**DESCRIPTION OF THE TASK**
Write out all the data again, exactly as it stands.

**DATASET CONTENT**

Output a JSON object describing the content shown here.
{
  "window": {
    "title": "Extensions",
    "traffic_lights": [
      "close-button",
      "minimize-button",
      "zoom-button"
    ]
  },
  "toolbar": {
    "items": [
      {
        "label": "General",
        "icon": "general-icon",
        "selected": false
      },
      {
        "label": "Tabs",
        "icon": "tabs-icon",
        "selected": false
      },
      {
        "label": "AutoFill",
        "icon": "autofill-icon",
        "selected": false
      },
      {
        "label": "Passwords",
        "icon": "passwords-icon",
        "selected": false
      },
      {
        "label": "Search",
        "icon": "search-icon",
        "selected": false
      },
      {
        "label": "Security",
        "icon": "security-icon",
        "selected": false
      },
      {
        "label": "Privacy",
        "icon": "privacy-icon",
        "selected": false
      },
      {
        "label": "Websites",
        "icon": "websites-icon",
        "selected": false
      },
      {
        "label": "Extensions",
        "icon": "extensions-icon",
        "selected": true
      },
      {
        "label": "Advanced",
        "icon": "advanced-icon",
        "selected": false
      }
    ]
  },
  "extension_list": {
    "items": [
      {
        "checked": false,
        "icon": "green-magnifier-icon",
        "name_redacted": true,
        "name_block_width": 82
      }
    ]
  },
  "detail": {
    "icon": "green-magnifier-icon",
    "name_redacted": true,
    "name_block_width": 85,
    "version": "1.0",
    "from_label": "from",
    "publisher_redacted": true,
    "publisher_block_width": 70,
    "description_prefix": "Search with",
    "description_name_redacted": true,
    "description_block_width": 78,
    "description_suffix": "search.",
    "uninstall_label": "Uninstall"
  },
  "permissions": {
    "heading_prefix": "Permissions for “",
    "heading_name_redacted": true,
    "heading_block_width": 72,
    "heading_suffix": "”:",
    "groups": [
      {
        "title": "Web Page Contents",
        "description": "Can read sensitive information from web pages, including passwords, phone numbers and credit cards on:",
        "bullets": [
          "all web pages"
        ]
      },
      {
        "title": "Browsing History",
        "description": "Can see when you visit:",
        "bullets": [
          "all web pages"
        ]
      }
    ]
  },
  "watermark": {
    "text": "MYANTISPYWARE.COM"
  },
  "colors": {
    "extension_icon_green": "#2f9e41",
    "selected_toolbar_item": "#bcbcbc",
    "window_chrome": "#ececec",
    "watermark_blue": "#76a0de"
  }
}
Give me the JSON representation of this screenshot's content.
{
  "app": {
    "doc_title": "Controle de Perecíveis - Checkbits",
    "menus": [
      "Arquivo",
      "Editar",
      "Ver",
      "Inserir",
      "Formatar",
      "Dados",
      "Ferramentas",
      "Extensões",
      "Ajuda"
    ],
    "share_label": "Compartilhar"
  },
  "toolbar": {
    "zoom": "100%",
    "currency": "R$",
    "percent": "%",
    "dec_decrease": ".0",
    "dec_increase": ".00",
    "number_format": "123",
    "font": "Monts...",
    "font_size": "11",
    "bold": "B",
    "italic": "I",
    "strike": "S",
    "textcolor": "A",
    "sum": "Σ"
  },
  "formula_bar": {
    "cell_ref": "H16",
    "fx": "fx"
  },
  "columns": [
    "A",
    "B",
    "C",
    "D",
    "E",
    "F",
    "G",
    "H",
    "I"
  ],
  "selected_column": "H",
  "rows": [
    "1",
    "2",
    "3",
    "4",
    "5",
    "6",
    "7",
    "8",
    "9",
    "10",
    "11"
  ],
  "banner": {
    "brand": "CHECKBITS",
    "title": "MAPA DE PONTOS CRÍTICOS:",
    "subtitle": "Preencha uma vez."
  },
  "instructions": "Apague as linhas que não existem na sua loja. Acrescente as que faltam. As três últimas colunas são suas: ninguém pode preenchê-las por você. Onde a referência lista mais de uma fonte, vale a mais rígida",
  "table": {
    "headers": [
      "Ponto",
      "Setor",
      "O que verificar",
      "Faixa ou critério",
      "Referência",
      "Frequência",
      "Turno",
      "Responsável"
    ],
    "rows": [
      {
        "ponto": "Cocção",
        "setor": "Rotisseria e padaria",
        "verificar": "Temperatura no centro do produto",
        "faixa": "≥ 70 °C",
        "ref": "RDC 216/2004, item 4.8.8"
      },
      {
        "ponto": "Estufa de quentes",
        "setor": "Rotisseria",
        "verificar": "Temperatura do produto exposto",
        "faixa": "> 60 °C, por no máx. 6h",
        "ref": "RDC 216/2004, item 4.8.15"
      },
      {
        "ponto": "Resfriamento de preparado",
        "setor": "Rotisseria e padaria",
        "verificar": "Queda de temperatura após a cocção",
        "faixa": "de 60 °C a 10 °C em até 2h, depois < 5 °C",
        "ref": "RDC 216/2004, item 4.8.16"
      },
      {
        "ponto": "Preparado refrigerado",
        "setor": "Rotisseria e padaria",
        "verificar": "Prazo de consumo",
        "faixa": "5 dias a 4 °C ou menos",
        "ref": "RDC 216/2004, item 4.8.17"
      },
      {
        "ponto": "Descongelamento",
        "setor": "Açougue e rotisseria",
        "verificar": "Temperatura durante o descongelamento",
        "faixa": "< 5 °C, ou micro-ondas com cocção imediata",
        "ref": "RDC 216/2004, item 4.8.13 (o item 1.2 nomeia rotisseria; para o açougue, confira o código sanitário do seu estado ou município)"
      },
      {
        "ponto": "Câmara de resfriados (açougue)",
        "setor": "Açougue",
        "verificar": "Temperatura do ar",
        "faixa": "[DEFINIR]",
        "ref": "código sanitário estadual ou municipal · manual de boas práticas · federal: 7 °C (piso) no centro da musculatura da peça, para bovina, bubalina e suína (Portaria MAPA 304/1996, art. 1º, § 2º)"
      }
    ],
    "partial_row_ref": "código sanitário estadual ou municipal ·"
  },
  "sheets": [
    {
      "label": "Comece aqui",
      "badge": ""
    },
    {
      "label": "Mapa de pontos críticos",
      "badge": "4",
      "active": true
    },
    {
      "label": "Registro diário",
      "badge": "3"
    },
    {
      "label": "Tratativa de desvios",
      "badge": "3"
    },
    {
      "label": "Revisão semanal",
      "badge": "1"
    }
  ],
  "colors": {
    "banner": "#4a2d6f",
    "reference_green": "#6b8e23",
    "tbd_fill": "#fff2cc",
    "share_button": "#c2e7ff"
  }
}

**THE OUTPUT**
Output a JSON object describing the content shown here.
{
  "window": {
    "title": "Extensions",
    "traffic_lights": [
      "close-button",
      "minimize-button",
      "zoom-button"
    ]
  },
  "toolbar": {
    "items": [
      {
        "label": "General",
        "icon": "general-icon",
        "selected": false
      },
      {
        "label": "Tabs",
        "icon": "tabs-icon",
        "selected": false
      },
      {
        "label": "AutoFill",
        "icon": "autofill-icon",
        "selected": false
      },
      {
        "label": "Passwords",
        "icon": "passwords-icon",
        "selected": false
      },
      {
        "label": "Search",
        "icon": "search-icon",
        "selected": false
      },
      {
        "label": "Security",
        "icon": "security-icon",
        "selected": false
      },
      {
        "label": "Privacy",
        "icon": "privacy-icon",
        "selected": false
      },
      {
        "label": "Websites",
        "icon": "websites-icon",
        "selected": false
      },
      {
        "label": "Extensions",
        "icon": "extensions-icon",
        "selected": true
      },
      {
        "label": "Advanced",
        "icon": "advanced-icon",
        "selected": false
      }
    ]
  },
  "extension_list": {
    "items": [
      {
        "checked": false,
        "icon": "green-magnifier-icon",
        "name_redacted": true,
        "name_block_width": 82
      }
    ]
  },
  "detail": {
    "icon": "green-magnifier-icon",
    "name_redacted": true,
    "name_block_width": 85,
    "version": "1.0",
    "from_label": "from",
    "publisher_redacted": true,
    "publisher_block_width": 70,
    "description_prefix": "Search with",
    "description_name_redacted": true,
    "description_block_width": 78,
    "description_suffix": "search.",
    "uninstall_label": "Uninstall"
  },
  "permissions": {
    "heading_prefix": "Permissions for “",
    "heading_name_redacted": true,
    "heading_block_width": 72,
    "heading_suffix": "”:",
    "groups": [
      {
        "title": "Web Page Contents",
        "description": "Can read sensitive information from web pages, including passwords, phone numbers and credit cards on:",
        "bullets": [
          "all web pages"
        ]
      },
      {
        "title": "Browsing History",
        "description": "Can see when you visit:",
        "bullets": [
          "all web pages"
        ]
      }
    ]
  },
  "watermark": {
    "text": "MYANTISPYWARE.COM"
  },
  "colors": {
    "extension_icon_green": "#2f9e41",
    "selected_toolbar_item": "#bcbcbc",
    "window_chrome": "#ececec",
    "watermark_blue": "#76a0de"
  }
}
Give me the JSON representation of this screenshot's content.
{
  "app": {
    "doc_title": "Controle de Perecíveis - Checkbits",
    "menus": [
      "Arquivo",
      "Editar",
      "Ver",
      "Inserir",
      "Formatar",
      "Dados",
      "Ferramentas",
      "Extensões",
      "Ajuda"
    ],
    "share_label": "Compartilhar"
  },
  "toolbar": {
    "zoom": "100%",
    "currency": "R$",
    "percent": "%",
    "dec_decrease": ".0",
    "dec_increase": ".00",
    "number_format": "123",
    "font": "Monts...",
    "font_size": "11",
    "bold": "B",
    "italic": "I",
    "strike": "S",
    "textcolor": "A",
    "sum": "Σ"
  },
  "formula_bar": {
    "cell_ref": "H16",
    "fx": "fx"
  },
  "columns": [
    "A",
    "B",
    "C",
    "D",
    "E",
    "F",
    "G",
    "H",
    "I"
  ],
  "selected_column": "H",
  "rows": [
    "1",
    "2",
    "3",
    "4",
    "5",
    "6",
    "7",
    "8",
    "9",
    "10",
    "11"
  ],
  "banner": {
    "brand": "CHECKBITS",
    "title": "MAPA DE PONTOS CRÍTICOS:",
    "subtitle": "Preencha uma vez."
  },
  "instructions": "Apague as linhas que não existem na sua loja. Acrescente as que faltam. As três últimas colunas são suas: ninguém pode preenchê-las por você. Onde a referência lista mais de uma fonte, vale a mais rígida",
  "table": {
    "headers": [
      "Ponto",
      "Setor",
      "O que verificar",
      "Faixa ou critério",
      "Referência",
      "Frequência",
      "Turno",
      "Responsável"
    ],
    "rows": [
      {
        "ponto": "Cocção",
        "setor": "Rotisseria e padaria",
        "verificar": "Temperatura no centro do produto",
        "faixa": "≥ 70 °C",
        "ref": "RDC 216/2004, item 4.8.8"
      },
      {
        "ponto": "Estufa de quentes",
        "setor": "Rotisseria",
        "verificar": "Temperatura do produto exposto",
        "faixa": "> 60 °C, por no máx. 6h",
        "ref": "RDC 216/2004, item 4.8.15"
      },
      {
        "ponto": "Resfriamento de preparado",
        "setor": "Rotisseria e padaria",
        "verificar": "Queda de temperatura após a cocção",
        "faixa": "de 60 °C a 10 °C em até 2h, depois < 5 °C",
        "ref": "RDC 216/2004, item 4.8.16"
      },
      {
        "ponto": "Preparado refrigerado",
        "setor": "Rotisseria e padaria",
        "verificar": "Prazo de consumo",
        "faixa": "5 dias a 4 °C ou menos",
        "ref": "RDC 216/2004, item 4.8.17"
      },
      {
        "ponto": "Descongelamento",
        "setor": "Açougue e rotisseria",
        "verificar": "Temperatura durante o descongelamento",
        "faixa": "< 5 °C, ou micro-ondas com cocção imediata",
        "ref": "RDC 216/2004, item 4.8.13 (o item 1.2 nomeia rotisseria; para o açougue, confira o código sanitário do seu estado ou município)"
      },
      {
        "ponto": "Câmara de resfriados (açougue)",
        "setor": "Açougue",
        "verificar": "Temperatura do ar",
        "faixa": "[DEFINIR]",
        "ref": "código sanitário estadual ou municipal · manual de boas práticas · federal: 7 °C (piso) no centro da musculatura da peça, para bovina, bubalina e suína (Portaria MAPA 304/1996, art. 1º, § 2º)"
      }
    ],
    "partial_row_ref": "código sanitário estadual ou municipal ·"
  },
  "sheets": [
    {
      "label": "Comece aqui",
      "badge": ""
    },
    {
      "label": "Mapa de pontos críticos",
      "badge": "4",
      "active": true
    },
    {
      "label": "Registro diário",
      "badge": "3"
    },
    {
      "label": "Tratativa de desvios",
      "badge": "3"
    },
    {
      "label": "Revisão semanal",
      "badge": "1"
    }
  ],
  "colors": {
    "banner": "#4a2d6f",
    "reference_green": "#6b8e23",
    "tbd_fill": "#fff2cc",
    "share_button": "#c2e7ff"
  }
}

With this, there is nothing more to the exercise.